Copy every line of the listing that holds the string "世界上只有一个中国".

§ **Exercise inputs**:

_ _ _ _ _ _ _

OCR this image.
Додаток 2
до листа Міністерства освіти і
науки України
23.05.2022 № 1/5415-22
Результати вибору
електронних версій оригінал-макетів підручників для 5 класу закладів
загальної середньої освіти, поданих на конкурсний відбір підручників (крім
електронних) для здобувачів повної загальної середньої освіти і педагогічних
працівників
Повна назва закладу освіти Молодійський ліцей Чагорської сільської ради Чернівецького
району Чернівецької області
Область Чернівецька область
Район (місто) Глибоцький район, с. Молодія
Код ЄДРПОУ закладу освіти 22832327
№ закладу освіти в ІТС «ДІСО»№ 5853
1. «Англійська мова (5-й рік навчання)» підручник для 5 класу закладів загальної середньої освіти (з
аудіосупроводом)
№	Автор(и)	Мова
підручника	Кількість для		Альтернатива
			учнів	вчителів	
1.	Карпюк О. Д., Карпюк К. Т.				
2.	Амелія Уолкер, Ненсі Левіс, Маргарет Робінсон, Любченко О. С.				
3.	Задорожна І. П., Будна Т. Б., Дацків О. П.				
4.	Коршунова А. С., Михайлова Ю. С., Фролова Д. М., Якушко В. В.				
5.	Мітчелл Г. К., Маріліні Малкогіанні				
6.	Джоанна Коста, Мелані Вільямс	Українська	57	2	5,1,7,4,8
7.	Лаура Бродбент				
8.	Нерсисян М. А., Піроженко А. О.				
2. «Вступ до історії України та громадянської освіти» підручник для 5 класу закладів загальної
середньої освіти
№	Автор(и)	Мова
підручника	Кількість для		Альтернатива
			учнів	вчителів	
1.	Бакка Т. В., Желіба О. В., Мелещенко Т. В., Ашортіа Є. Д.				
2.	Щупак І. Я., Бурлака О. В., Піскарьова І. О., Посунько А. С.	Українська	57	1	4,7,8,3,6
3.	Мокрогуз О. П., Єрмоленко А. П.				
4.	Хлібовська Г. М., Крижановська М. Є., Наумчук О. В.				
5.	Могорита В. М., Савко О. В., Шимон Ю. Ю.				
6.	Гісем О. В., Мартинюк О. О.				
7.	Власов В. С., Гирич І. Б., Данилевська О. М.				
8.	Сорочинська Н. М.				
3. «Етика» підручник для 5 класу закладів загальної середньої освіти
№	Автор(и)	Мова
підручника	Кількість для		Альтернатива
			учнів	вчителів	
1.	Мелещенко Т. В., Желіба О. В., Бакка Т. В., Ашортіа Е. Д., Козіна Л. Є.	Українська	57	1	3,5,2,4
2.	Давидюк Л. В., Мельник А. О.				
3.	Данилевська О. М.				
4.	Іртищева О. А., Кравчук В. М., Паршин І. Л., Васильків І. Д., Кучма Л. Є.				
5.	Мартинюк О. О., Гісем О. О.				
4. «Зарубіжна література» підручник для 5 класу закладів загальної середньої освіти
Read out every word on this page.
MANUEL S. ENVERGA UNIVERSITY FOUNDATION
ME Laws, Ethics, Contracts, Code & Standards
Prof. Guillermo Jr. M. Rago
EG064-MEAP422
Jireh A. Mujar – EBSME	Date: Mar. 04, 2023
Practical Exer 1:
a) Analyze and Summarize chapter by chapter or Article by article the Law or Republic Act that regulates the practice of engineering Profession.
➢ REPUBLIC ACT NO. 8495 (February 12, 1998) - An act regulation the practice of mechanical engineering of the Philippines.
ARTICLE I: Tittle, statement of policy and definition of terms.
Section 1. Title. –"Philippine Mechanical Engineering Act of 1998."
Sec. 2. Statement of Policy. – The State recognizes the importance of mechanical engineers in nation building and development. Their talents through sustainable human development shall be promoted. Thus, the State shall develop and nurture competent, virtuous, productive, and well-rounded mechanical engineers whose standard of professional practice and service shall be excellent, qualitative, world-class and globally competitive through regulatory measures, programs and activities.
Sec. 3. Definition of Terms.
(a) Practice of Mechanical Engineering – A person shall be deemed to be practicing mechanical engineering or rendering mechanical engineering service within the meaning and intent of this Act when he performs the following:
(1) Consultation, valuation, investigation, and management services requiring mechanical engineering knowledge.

_ _ _ _ _ _ _

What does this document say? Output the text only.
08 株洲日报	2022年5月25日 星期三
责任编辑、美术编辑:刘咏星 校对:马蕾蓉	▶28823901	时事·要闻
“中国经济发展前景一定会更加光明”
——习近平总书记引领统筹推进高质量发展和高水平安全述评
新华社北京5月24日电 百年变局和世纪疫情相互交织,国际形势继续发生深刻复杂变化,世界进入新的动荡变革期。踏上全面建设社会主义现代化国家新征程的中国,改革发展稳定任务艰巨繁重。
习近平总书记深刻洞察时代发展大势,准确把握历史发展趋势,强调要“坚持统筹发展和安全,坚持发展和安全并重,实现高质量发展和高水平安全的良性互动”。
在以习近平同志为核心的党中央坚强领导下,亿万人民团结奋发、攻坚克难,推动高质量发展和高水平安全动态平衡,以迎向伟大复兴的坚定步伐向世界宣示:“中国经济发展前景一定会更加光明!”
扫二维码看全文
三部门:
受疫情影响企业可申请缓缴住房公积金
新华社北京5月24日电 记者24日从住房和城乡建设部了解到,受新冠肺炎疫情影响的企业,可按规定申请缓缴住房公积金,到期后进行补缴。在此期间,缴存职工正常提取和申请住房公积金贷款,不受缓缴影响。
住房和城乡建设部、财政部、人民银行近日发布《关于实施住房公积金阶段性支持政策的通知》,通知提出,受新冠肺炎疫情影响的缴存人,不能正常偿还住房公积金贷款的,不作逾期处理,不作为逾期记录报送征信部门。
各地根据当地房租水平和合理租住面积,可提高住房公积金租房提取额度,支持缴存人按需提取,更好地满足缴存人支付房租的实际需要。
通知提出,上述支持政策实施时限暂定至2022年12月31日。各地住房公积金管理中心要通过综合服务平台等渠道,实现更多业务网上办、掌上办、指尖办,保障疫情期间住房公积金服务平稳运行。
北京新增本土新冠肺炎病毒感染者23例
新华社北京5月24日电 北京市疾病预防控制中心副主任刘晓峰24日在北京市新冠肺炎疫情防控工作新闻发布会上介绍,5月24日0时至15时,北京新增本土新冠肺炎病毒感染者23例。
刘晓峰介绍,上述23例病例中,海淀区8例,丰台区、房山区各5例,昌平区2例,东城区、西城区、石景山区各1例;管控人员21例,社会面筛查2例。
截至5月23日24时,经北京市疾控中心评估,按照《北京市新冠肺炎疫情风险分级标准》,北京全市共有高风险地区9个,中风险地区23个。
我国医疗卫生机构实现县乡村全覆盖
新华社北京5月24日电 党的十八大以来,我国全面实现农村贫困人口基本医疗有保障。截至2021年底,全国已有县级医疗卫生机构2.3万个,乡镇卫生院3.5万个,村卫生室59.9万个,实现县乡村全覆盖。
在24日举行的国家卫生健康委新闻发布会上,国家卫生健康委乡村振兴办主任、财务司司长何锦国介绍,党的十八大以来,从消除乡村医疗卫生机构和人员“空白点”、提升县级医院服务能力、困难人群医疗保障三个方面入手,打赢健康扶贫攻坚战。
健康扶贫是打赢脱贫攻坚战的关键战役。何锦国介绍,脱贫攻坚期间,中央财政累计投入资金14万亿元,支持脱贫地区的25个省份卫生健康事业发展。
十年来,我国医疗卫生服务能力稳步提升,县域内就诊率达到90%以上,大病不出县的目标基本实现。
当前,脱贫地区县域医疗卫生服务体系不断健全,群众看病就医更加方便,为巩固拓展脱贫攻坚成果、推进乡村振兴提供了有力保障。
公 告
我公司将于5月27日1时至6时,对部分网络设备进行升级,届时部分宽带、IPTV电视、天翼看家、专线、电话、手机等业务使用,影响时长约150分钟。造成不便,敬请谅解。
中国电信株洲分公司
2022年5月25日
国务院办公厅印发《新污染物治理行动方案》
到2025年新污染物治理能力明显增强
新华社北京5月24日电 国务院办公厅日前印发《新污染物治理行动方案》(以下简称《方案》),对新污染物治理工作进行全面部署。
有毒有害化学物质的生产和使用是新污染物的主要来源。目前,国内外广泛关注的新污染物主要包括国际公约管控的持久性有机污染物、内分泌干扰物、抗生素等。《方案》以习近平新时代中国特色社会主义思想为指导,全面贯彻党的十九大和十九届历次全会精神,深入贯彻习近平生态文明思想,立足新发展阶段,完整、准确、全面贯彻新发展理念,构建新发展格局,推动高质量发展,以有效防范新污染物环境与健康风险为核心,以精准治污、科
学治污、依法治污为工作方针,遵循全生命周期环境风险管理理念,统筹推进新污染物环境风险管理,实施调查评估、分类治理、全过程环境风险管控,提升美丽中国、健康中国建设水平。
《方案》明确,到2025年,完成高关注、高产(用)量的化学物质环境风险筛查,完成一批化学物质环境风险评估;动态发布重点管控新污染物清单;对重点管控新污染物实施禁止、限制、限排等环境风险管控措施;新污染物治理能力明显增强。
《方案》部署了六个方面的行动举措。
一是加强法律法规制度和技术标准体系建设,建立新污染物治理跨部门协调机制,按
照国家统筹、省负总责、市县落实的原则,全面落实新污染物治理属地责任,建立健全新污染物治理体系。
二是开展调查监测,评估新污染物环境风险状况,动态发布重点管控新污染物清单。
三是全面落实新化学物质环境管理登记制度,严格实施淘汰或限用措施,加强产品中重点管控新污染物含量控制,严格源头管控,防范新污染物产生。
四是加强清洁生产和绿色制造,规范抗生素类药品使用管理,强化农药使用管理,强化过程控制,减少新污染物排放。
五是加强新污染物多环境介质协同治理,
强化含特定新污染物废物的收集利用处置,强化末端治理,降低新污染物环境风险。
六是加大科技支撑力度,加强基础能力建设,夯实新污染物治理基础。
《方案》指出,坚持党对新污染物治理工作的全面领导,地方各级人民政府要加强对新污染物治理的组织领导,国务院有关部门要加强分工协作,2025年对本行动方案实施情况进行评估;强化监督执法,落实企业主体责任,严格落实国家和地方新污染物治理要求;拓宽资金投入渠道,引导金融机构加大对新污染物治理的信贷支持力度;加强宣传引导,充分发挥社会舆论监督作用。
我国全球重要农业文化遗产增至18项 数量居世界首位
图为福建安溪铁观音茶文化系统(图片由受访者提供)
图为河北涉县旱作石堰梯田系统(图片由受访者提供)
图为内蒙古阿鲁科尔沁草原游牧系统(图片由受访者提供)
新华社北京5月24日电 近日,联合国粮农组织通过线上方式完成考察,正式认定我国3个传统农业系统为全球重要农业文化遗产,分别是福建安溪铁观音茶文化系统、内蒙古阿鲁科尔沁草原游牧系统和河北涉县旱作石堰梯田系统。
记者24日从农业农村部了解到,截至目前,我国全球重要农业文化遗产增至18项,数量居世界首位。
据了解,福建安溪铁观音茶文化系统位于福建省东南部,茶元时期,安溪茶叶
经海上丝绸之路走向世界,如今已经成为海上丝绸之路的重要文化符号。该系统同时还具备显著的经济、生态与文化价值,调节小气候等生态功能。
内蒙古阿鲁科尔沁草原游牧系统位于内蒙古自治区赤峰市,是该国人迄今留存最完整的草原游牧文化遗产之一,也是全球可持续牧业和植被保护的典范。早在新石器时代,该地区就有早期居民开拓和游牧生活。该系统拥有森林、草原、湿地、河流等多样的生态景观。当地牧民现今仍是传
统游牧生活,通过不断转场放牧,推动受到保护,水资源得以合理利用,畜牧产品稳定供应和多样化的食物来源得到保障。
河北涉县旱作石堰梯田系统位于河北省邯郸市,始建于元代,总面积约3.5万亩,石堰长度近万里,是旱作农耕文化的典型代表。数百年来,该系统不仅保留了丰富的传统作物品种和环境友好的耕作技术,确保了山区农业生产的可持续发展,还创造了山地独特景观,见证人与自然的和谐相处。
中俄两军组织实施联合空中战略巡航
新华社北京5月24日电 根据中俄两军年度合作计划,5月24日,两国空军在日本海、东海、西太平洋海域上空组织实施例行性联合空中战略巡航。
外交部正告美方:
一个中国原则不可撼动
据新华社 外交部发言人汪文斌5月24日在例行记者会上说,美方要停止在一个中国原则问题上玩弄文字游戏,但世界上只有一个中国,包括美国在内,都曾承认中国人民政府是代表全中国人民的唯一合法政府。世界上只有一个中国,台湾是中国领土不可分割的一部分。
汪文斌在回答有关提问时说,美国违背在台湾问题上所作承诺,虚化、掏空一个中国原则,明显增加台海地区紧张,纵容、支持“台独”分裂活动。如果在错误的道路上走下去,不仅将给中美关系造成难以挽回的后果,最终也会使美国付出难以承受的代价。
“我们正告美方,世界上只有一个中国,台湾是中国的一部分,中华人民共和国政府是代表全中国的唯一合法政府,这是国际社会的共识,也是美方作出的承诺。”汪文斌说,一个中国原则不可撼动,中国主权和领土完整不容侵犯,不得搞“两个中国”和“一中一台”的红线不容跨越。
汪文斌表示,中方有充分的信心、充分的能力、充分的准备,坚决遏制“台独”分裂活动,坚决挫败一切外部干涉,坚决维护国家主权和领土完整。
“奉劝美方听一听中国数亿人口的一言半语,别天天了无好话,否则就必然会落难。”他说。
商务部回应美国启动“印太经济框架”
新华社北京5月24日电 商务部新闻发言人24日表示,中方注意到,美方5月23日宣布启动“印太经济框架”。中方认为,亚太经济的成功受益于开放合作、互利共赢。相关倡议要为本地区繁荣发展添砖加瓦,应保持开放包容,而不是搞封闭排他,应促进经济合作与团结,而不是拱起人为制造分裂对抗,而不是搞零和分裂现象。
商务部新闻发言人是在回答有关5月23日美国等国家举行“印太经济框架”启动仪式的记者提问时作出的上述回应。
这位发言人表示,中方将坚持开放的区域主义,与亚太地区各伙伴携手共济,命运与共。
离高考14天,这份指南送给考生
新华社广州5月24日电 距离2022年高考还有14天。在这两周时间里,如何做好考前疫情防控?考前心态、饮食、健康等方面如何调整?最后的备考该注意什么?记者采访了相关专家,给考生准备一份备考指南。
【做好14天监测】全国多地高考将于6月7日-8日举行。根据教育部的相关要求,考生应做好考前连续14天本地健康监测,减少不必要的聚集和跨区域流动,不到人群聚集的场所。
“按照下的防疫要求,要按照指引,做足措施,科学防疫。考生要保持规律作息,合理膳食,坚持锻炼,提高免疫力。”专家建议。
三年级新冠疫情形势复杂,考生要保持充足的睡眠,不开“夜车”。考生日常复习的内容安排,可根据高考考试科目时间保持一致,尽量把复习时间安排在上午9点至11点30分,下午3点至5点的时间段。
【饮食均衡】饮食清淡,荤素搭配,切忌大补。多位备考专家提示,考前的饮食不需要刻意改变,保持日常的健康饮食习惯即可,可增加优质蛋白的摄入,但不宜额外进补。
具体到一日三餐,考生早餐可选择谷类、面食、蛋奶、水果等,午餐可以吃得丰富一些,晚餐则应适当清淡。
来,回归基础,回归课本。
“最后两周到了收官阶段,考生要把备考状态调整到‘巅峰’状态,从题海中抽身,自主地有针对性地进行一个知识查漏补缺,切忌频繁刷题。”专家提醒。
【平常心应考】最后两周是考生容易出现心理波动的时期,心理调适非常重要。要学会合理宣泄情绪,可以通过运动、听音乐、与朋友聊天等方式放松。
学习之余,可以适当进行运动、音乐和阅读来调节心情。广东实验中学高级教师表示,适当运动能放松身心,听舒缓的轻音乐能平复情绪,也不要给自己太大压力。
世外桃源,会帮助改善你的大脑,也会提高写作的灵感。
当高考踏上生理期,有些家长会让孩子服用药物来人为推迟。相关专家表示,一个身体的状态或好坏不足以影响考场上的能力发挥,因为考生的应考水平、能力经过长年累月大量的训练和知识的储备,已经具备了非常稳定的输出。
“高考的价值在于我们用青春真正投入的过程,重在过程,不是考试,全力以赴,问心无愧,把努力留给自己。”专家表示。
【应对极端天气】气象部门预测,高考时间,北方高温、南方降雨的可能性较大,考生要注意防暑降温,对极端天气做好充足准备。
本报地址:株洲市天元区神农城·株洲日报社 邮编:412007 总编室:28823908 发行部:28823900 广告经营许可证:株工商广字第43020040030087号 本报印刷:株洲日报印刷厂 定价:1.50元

_ _ _ _ _ _ _

§ **Response to this exercise**:
据新华社 外交部发言人汪文斌5月24日在例行记者会上说,美方要停止在一个中国原则问题上玩弄文字游戏,但世界上只有一个中国,包括美国在内,都曾承认中国人民政府是代表全中国人民的唯一合法政府。世界上只有一个中国,台湾是中国领土不可分割的一部分。
“我们正告美方,世界上只有一个中国,台湾是中国的一部分,中华人民共和国政府是代表全中国的唯一合法政府,这是国际社会的共识,也是美方作出的承诺。”汪文斌说,一个中国原则不可撼动,中国主权和领土完整不容侵犯,不得搞“两个中国”和“一中一台”的红线不容跨越。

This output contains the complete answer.